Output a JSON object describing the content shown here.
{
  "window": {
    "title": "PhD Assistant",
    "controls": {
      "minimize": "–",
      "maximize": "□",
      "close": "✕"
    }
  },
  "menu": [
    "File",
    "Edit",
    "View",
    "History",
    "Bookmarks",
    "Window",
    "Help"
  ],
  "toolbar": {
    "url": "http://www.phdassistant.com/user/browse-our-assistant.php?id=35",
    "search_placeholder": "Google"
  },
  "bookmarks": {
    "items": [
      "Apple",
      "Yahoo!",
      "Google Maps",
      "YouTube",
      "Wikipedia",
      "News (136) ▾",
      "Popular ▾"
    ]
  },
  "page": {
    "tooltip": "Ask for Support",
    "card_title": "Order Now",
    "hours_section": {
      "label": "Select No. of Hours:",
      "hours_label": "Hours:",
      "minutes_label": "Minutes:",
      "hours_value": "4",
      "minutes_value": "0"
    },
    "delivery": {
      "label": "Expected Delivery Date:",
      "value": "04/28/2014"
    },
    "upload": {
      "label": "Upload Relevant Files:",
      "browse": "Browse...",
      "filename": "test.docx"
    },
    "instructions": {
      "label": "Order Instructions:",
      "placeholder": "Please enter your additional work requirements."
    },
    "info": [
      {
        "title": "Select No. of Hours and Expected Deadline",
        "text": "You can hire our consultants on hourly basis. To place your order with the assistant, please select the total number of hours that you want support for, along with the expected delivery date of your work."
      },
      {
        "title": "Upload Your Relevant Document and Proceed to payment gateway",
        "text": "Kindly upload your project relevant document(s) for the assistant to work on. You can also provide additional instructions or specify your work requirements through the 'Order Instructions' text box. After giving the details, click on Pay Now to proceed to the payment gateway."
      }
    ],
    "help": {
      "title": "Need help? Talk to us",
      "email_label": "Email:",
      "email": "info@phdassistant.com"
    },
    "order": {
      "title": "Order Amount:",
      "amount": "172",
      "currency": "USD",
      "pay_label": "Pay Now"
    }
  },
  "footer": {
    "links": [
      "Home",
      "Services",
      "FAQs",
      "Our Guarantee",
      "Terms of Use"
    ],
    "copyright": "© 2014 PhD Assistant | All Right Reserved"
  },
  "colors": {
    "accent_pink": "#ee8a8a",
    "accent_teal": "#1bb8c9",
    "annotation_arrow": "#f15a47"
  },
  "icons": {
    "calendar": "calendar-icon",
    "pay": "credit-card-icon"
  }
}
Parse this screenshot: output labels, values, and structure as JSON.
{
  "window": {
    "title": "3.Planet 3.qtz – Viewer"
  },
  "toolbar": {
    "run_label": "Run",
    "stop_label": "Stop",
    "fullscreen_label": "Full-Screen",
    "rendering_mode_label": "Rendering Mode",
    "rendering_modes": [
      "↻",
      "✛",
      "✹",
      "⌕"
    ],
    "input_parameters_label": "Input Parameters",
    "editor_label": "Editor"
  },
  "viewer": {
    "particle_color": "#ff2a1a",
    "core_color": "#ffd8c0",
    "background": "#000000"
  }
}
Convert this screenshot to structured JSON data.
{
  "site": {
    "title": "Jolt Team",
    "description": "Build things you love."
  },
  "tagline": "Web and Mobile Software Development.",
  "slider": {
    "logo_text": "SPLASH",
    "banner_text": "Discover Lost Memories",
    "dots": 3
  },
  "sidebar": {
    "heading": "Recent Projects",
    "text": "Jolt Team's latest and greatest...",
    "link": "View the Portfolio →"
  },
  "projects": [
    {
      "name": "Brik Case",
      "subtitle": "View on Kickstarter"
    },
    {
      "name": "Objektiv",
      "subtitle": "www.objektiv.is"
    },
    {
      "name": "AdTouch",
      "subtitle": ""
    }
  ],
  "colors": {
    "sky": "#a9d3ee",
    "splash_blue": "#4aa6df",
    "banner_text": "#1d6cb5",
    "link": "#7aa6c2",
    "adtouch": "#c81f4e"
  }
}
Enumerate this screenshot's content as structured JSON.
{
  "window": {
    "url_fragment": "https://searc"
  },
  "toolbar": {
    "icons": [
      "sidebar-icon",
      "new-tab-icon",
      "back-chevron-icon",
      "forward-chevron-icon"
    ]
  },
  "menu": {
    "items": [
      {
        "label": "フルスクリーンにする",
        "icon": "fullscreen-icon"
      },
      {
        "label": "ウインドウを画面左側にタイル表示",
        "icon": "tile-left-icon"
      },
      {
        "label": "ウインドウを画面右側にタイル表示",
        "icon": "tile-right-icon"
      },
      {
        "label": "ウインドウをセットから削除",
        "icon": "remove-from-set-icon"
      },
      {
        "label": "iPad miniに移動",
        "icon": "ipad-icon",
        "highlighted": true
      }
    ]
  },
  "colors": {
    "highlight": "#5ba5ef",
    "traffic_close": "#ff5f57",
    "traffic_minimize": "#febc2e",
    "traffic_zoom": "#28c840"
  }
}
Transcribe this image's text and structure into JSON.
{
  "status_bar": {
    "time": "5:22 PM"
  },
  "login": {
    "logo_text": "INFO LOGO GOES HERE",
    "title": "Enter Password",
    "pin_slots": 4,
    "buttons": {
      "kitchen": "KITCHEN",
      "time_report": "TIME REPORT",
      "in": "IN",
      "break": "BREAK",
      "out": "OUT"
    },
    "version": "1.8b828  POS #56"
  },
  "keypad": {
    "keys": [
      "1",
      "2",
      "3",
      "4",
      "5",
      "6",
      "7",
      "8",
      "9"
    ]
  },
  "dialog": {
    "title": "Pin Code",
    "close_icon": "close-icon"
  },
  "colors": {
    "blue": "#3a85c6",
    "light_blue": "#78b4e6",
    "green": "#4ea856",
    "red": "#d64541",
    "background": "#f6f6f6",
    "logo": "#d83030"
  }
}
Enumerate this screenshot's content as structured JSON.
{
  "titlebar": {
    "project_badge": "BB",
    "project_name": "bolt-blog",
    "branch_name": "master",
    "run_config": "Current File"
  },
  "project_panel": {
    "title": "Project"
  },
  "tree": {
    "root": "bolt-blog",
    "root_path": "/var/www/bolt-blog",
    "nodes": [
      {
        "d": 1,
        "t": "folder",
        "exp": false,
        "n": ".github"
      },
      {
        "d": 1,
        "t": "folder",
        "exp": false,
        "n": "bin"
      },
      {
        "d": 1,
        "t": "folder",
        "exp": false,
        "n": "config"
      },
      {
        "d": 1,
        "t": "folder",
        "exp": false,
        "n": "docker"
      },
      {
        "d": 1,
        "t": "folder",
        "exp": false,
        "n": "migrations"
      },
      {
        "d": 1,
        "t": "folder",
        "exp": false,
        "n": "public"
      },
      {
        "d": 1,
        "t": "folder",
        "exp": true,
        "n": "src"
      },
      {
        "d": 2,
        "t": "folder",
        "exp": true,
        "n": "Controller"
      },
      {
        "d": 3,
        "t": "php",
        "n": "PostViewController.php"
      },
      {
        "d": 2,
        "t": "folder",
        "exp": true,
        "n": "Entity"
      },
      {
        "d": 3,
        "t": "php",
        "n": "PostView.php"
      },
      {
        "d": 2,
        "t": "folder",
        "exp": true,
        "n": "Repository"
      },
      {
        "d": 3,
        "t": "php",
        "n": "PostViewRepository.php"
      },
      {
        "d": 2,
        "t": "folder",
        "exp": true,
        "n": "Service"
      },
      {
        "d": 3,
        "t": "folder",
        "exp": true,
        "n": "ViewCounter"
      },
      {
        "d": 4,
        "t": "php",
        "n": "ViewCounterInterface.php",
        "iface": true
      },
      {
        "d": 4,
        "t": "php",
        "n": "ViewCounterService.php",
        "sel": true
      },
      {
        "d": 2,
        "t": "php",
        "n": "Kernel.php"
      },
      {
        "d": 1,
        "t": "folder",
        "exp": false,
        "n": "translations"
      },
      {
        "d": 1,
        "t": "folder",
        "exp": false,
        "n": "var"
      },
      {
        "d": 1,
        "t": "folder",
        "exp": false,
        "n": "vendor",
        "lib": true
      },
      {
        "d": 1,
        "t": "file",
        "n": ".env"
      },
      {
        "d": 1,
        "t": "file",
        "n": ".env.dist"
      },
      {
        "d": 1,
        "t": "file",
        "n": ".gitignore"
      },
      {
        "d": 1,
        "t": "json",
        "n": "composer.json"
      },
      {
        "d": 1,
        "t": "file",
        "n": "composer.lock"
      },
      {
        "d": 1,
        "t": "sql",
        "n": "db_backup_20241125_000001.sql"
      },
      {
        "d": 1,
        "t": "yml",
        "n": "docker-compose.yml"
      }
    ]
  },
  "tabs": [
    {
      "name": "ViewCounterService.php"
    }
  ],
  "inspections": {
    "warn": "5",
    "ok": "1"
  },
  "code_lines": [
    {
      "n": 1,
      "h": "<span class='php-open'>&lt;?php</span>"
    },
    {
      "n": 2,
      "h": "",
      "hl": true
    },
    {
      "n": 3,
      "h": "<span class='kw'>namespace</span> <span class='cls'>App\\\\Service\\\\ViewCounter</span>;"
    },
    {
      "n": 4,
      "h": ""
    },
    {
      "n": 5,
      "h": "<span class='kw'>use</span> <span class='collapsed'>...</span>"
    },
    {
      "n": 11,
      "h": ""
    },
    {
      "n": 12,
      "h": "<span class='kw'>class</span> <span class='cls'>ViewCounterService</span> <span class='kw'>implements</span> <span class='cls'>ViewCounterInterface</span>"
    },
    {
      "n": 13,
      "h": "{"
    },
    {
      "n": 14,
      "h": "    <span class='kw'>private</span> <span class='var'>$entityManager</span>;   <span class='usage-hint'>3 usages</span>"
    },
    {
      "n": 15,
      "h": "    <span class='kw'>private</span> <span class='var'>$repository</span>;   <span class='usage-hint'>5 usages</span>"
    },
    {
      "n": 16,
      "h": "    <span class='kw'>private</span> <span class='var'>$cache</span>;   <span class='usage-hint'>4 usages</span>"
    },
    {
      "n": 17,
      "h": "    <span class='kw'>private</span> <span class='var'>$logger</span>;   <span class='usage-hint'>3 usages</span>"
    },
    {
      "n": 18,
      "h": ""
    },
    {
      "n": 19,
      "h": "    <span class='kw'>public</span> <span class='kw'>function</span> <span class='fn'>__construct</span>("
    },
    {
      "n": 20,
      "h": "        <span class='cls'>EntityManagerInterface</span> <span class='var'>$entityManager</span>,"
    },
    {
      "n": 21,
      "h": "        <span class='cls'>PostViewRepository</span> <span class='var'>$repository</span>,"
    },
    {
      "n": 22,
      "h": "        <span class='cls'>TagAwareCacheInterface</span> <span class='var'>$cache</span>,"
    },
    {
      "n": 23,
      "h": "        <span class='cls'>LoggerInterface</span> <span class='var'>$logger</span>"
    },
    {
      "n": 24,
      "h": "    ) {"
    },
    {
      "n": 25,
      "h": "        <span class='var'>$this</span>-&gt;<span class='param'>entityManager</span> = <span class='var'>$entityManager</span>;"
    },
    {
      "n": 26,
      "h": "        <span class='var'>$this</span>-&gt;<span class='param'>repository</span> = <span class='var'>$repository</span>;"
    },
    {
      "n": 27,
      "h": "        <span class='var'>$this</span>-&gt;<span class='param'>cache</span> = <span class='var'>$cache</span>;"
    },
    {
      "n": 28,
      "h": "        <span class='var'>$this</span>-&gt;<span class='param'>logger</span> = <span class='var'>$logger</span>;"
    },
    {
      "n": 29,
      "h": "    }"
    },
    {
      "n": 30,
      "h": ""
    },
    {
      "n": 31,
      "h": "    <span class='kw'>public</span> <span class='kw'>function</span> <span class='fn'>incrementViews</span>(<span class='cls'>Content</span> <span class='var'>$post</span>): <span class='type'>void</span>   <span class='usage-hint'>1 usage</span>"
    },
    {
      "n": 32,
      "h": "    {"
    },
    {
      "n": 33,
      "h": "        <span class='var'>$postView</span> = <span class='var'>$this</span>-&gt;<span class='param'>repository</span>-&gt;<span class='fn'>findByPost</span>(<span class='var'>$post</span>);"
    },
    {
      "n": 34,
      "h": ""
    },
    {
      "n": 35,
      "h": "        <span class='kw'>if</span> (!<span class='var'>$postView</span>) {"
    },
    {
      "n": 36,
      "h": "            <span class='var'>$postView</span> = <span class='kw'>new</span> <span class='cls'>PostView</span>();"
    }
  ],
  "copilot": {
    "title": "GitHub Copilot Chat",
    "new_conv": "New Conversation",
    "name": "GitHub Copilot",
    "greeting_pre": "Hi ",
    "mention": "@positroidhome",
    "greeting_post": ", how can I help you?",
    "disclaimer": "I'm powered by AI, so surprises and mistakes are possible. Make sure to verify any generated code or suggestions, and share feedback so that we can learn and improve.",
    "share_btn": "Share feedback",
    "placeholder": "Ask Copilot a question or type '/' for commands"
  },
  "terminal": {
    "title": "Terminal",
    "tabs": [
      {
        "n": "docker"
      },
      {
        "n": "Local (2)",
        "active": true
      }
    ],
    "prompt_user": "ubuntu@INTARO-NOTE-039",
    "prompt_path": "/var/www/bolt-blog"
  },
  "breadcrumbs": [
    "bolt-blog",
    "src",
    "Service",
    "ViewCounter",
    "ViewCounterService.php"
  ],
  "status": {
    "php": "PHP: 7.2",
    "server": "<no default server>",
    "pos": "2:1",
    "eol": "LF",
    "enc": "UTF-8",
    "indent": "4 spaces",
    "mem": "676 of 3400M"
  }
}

» **Stated problem**
Search the lines for the word "gateway" and report how many contain it, by number only.

» **The output**
2